◆ **AIM OF THE EXERCISE**: Locate the word "language" in the material, then show every line that holds it.

◆ **EXTRACTED DATA**:
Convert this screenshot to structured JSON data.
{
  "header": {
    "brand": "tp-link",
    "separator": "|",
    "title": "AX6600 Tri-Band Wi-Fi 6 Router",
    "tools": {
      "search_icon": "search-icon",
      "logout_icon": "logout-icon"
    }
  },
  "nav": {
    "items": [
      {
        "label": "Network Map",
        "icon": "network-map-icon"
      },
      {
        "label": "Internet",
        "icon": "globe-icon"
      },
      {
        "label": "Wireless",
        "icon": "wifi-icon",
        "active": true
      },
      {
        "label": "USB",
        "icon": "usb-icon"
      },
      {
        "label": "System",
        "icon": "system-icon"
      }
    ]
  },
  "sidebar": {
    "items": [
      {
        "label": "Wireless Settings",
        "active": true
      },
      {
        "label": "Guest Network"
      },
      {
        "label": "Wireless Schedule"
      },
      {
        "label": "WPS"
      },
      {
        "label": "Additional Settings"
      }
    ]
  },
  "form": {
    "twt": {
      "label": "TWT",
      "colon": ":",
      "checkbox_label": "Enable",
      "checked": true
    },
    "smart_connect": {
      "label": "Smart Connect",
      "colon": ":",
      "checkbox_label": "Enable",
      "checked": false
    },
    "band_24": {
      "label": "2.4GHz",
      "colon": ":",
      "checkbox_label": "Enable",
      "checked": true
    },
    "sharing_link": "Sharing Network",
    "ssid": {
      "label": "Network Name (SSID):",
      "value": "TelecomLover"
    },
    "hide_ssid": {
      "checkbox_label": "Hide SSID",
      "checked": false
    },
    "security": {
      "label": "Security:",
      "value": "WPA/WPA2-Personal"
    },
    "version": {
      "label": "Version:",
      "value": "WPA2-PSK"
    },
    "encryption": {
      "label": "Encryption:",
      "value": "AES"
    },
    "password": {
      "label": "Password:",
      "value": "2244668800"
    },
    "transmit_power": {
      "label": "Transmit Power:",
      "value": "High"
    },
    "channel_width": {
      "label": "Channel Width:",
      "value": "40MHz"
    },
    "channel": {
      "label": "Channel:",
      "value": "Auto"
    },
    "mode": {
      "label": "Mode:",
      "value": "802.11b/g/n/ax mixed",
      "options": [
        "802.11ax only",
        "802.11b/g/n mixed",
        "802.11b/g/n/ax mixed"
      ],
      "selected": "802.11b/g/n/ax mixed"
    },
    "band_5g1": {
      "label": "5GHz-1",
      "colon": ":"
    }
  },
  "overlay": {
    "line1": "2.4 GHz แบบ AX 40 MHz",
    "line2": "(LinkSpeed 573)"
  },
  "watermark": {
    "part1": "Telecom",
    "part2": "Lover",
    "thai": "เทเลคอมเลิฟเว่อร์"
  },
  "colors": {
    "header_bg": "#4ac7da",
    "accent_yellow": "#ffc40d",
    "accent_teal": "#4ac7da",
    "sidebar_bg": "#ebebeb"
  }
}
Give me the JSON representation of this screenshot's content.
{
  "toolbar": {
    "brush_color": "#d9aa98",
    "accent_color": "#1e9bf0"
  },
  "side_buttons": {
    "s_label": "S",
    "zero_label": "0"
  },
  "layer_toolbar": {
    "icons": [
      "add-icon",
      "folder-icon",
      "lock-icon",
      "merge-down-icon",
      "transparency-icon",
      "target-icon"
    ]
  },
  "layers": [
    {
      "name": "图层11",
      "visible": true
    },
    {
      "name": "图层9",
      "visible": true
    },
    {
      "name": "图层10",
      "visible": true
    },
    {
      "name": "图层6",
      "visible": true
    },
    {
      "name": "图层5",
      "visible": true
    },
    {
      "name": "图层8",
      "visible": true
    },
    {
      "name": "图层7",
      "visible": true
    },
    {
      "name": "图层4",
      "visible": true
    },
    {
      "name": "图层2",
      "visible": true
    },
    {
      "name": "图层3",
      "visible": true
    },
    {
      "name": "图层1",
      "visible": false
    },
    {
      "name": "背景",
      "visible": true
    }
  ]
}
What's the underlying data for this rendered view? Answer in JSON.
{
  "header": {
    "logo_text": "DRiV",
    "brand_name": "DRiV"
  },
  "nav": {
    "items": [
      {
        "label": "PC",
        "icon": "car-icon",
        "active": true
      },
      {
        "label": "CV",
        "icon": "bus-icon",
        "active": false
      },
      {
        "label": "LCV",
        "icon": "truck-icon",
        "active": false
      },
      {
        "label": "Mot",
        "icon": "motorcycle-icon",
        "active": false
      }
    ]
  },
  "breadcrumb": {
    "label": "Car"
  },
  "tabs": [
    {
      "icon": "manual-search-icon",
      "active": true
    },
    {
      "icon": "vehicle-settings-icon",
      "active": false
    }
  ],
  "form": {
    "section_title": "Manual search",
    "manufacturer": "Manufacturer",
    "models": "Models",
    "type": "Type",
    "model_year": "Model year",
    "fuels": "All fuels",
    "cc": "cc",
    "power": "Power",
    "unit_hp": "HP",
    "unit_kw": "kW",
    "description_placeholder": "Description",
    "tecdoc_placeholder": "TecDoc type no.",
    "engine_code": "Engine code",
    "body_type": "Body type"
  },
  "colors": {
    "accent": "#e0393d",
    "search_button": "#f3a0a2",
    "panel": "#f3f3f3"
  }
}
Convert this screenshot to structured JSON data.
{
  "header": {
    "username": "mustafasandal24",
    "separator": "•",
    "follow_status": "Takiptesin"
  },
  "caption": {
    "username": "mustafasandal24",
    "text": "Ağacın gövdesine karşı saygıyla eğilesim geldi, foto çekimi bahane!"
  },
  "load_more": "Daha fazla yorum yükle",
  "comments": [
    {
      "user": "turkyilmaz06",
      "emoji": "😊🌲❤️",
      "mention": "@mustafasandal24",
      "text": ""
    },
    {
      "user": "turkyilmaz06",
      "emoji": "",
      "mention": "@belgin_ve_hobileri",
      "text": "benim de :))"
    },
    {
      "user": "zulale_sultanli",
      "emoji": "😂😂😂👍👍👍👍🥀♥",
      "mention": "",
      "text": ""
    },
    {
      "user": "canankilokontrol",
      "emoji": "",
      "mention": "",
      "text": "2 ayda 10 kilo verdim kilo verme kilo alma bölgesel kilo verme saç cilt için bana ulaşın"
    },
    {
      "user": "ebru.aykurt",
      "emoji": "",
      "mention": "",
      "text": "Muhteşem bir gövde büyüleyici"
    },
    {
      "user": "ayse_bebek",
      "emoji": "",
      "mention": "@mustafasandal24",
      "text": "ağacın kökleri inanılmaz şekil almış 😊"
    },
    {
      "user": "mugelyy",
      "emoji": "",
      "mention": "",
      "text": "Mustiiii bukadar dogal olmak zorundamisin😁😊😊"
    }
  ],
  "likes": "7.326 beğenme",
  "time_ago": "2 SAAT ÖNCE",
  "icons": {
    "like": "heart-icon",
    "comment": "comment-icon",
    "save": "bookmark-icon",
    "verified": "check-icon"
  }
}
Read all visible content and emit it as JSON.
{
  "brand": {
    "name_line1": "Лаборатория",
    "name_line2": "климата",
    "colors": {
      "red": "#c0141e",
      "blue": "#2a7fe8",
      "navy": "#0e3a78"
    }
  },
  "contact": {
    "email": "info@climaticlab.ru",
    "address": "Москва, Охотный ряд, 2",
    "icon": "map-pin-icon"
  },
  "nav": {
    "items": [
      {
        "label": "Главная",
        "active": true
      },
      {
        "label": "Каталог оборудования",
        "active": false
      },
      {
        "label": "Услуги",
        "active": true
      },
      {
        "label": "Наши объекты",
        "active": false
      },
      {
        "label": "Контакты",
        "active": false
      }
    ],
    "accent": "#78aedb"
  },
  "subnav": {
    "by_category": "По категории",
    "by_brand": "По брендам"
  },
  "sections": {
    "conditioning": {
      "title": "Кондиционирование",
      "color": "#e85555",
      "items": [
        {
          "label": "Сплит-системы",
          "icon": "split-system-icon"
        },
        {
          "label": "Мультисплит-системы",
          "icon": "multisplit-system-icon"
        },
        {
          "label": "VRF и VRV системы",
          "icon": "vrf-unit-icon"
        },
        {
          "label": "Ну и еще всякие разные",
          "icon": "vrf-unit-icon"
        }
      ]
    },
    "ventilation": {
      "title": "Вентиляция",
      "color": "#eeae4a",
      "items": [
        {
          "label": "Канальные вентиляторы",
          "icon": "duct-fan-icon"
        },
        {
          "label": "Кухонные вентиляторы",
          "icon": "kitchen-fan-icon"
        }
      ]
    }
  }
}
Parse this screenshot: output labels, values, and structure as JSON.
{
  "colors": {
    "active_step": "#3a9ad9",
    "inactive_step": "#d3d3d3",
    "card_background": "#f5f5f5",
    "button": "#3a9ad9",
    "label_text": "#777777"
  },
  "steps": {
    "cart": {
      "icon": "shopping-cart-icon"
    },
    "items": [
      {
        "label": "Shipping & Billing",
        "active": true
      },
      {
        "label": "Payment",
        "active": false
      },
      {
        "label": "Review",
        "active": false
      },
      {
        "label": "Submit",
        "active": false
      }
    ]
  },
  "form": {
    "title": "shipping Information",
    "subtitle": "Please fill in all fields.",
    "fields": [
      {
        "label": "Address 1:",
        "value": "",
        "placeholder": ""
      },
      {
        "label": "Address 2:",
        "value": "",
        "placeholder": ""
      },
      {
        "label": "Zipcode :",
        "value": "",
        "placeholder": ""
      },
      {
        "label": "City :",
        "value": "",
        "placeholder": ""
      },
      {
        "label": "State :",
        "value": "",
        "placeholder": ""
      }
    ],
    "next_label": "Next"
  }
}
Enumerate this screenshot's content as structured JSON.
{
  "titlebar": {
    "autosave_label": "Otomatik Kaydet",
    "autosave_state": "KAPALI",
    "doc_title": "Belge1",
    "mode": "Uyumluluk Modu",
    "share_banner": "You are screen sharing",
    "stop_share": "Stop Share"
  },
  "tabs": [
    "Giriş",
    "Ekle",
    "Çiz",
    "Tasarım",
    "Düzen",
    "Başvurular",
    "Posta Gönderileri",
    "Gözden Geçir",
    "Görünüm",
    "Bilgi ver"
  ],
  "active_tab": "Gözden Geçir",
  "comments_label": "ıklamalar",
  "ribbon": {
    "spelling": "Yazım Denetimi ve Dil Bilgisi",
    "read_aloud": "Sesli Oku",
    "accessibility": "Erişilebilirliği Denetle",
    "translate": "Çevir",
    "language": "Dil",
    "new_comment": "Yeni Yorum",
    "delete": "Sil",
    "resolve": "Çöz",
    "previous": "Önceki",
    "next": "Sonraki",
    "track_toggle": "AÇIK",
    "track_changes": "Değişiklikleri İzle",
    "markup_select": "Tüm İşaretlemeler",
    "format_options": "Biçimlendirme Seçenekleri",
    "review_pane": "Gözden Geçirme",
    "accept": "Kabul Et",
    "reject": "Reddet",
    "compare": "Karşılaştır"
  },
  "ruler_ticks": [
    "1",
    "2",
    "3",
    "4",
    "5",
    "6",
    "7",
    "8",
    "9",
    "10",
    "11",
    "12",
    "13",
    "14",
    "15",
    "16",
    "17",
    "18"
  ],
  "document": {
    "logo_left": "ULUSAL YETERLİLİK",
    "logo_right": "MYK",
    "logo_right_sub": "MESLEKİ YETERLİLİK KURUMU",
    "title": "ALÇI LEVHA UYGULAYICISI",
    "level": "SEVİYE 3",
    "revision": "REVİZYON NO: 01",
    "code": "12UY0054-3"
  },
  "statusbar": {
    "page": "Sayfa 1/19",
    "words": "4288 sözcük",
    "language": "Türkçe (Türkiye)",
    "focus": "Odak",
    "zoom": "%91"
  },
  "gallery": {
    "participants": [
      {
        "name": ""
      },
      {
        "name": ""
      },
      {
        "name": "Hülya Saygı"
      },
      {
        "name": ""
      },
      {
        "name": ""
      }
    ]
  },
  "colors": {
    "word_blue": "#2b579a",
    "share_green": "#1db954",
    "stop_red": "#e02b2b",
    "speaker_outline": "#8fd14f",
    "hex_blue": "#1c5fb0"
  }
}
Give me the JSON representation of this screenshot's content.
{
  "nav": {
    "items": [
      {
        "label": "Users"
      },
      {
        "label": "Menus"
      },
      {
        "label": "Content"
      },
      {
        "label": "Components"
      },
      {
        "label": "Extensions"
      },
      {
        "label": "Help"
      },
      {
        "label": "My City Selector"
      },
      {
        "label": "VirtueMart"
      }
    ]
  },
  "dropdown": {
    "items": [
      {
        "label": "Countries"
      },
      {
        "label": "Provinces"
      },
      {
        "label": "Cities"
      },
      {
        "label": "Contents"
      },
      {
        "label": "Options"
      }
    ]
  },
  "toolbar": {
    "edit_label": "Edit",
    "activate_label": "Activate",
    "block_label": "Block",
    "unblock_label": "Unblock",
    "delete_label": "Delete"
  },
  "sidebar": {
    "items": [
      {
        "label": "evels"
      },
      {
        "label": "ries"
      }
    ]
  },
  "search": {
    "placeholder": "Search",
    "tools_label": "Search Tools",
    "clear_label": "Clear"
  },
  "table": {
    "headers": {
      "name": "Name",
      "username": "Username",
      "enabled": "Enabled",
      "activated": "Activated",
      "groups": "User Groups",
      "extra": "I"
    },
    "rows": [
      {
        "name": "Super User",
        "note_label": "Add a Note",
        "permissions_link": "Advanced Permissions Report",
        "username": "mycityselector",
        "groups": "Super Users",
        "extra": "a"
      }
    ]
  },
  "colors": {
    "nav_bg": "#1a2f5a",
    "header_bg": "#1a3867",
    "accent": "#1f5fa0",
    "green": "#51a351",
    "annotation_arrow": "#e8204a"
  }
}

◆ **WRITTEN SOLUTION**:
    "language": "Dil",
    "language": "Türkçe (Türkiye)",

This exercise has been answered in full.